● **AIM**
Copy out the listing exactly.

######

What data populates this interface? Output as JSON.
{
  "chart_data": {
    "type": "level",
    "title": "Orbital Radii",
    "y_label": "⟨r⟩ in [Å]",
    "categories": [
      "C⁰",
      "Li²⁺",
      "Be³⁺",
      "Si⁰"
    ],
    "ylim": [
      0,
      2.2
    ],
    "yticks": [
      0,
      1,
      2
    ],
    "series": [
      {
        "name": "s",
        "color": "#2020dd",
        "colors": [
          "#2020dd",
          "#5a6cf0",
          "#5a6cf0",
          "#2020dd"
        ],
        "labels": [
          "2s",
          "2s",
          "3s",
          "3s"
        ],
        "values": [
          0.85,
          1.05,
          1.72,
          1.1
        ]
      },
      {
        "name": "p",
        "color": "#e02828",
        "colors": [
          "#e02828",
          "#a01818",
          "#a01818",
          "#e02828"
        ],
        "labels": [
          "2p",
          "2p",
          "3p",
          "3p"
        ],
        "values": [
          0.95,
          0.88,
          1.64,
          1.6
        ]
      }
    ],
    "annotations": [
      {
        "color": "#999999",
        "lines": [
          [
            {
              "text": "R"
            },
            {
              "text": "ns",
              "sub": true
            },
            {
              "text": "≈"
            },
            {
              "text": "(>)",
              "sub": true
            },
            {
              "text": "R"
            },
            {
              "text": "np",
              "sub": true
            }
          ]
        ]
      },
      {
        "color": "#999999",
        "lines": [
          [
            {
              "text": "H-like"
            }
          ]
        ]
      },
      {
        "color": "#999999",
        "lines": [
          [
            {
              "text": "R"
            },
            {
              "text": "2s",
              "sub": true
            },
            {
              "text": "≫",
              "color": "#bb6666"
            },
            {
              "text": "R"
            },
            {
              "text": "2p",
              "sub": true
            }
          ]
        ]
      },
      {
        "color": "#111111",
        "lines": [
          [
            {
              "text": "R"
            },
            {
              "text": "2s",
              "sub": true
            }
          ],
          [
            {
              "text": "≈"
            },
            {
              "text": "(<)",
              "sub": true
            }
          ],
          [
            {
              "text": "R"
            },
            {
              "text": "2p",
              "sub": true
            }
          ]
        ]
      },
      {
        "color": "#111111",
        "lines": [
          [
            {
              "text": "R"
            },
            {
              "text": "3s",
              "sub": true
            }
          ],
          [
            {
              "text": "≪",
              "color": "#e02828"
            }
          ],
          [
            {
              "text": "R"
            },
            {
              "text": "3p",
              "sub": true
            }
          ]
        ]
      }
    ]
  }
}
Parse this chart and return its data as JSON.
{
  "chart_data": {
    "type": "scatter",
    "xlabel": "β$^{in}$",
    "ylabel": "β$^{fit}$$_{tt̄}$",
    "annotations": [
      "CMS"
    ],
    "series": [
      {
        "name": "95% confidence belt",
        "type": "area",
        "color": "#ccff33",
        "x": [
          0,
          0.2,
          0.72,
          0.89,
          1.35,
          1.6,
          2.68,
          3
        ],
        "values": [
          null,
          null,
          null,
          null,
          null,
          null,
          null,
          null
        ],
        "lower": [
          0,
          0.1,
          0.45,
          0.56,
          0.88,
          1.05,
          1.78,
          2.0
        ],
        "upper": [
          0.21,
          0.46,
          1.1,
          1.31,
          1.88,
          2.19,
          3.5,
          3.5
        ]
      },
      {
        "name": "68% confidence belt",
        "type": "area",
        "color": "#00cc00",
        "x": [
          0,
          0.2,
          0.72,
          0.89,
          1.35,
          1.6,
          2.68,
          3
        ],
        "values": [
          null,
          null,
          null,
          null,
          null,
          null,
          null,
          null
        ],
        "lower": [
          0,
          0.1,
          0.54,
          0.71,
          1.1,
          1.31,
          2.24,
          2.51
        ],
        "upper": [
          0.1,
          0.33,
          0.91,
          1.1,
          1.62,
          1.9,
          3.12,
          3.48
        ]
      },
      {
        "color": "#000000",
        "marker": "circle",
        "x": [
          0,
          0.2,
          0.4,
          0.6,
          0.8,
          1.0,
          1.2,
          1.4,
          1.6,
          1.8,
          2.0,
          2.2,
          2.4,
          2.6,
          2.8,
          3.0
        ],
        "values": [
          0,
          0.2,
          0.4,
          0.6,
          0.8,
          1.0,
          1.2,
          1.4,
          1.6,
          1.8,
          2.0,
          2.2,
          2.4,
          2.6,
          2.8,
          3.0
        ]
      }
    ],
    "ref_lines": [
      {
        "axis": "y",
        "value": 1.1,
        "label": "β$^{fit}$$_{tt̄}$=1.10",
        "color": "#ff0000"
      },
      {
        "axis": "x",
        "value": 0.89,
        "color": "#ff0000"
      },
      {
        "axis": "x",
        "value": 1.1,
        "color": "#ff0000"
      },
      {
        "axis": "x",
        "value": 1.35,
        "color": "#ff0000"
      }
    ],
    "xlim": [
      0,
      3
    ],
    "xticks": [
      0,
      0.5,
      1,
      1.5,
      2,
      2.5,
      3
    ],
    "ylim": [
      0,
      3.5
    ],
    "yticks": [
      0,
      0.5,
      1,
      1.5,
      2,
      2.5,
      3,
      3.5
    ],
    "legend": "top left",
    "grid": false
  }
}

######

● **OUTPUT OF THE TASK**
What data populates this interface? Output as JSON.
{
  "chart_data": {
    "type": "level",
    "title": "Orbital Radii",
    "y_label": "⟨r⟩ in [Å]",
    "categories": [
      "C⁰",
      "Li²⁺",
      "Be³⁺",
      "Si⁰"
    ],
    "ylim": [
      0,
      2.2
    ],
    "yticks": [
      0,
      1,
      2
    ],
    "series": [
      {
        "name": "s",
        "color": "#2020dd",
        "colors": [
          "#2020dd",
          "#5a6cf0",
          "#5a6cf0",
          "#2020dd"
        ],
        "labels": [
          "2s",
          "2s",
          "3s",
          "3s"
        ],
        "values": [
          0.85,
          1.05,
          1.72,
          1.1
        ]
      },
      {
        "name": "p",
        "color": "#e02828",
        "colors": [
          "#e02828",
          "#a01818",
          "#a01818",
          "#e02828"
        ],
        "labels": [
          "2p",
          "2p",
          "3p",
          "3p"
        ],
        "values": [
          0.95,
          0.88,
          1.64,
          1.6
        ]
      }
    ],
    "annotations": [
      {
        "color": "#999999",
        "lines": [
          [
            {
              "text": "R"
            },
            {
              "text": "ns",
              "sub": true
            },
            {
              "text": "≈"
            },
            {
              "text": "(>)",
              "sub": true
            },
            {
              "text": "R"
            },
            {
              "text": "np",
              "sub": true
            }
          ]
        ]
      },
      {
        "color": "#999999",
        "lines": [
          [
            {
              "text": "H-like"
            }
          ]
        ]
      },
      {
        "color": "#999999",
        "lines": [
          [
            {
              "text": "R"
            },
            {
              "text": "2s",
              "sub": true
            },
            {
              "text": "≫",
              "color": "#bb6666"
            },
            {
              "text": "R"
            },
            {
              "text": "2p",
              "sub": true
            }
          ]
        ]
      },
      {
        "color": "#111111",
        "lines": [
          [
            {
              "text": "R"
            },
            {
              "text": "2s",
              "sub": true
            }
          ],
          [
            {
              "text": "≈"
            },
            {
              "text": "(<)",
              "sub": true
            }
          ],
          [
            {
              "text": "R"
            },
            {
              "text": "2p",
              "sub": true
            }
          ]
        ]
      },
      {
        "color": "#111111",
        "lines": [
          [
            {
              "text": "R"
            },
            {
              "text": "3s",
              "sub": true
            }
          ],
          [
            {
              "text": "≪",
              "color": "#e02828"
            }
          ],
          [
            {
              "text": "R"
            },
            {
              "text": "3p",
              "sub": true
            }
          ]
        ]
      }
    ]
  }
}
Parse this chart and return its data as JSON.
{
  "chart_data": {
    "type": "scatter",
    "xlabel": "β$^{in}$",
    "ylabel": "β$^{fit}$$_{tt̄}$",
    "annotations": [
      "CMS"
    ],
    "series": [
      {
        "name": "95% confidence belt",
        "type": "area",
        "color": "#ccff33",
        "x": [
          0,
          0.2,
          0.72,
          0.89,
          1.35,
          1.6,
          2.68,
          3
        ],
        "values": [
          null,
          null,
          null,
          null,
          null,
          null,
          null,
          null
        ],
        "lower": [
          0,
          0.1,
          0.45,
          0.56,
          0.88,
          1.05,
          1.78,
          2.0
        ],
        "upper": [
          0.21,
          0.46,
          1.1,
          1.31,
          1.88,
          2.19,
          3.5,
          3.5
        ]
      },
      {
        "name": "68% confidence belt",
        "type": "area",
        "color": "#00cc00",
        "x": [
          0,
          0.2,
          0.72,
          0.89,
          1.35,
          1.6,
          2.68,
          3
        ],
        "values": [
          null,
          null,
          null,
          null,
          null,
          null,
          null,
          null
        ],
        "lower": [
          0,
          0.1,
          0.54,
          0.71,
          1.1,
          1.31,
          2.24,
          2.51
        ],
        "upper": [
          0.1,
          0.33,
          0.91,
          1.1,
          1.62,
          1.9,
          3.12,
          3.48
        ]
      },
      {
        "color": "#000000",
        "marker": "circle",
        "x": [
          0,
          0.2,
          0.4,
          0.6,
          0.8,
          1.0,
          1.2,
          1.4,
          1.6,
          1.8,
          2.0,
          2.2,
          2.4,
          2.6,
          2.8,
          3.0
        ],
        "values": [
          0,
          0.2,
          0.4,
          0.6,
          0.8,
          1.0,
          1.2,
          1.4,
          1.6,
          1.8,
          2.0,
          2.2,
          2.4,
          2.6,
          2.8,
          3.0
        ]
      }
    ],
    "ref_lines": [
      {
        "axis": "y",
        "value": 1.1,
        "label": "β$^{fit}$$_{tt̄}$=1.10",
        "color": "#ff0000"
      },
      {
        "axis": "x",
        "value": 0.89,
        "color": "#ff0000"
      },
      {
        "axis": "x",
        "value": 1.1,
        "color": "#ff0000"
      },
      {
        "axis": "x",
        "value": 1.35,
        "color": "#ff0000"
      }
    ],
    "xlim": [
      0,
      3
    ],
    "xticks": [
      0,
      0.5,
      1,
      1.5,
      2,
      2.5,
      3
    ],
    "ylim": [
      0,
      3.5
    ],
    "yticks": [
      0,
      0.5,
      1,
      1.5,
      2,
      2.5,
      3,
      3.5
    ],
    "legend": "top left",
    "grid": false
  }
}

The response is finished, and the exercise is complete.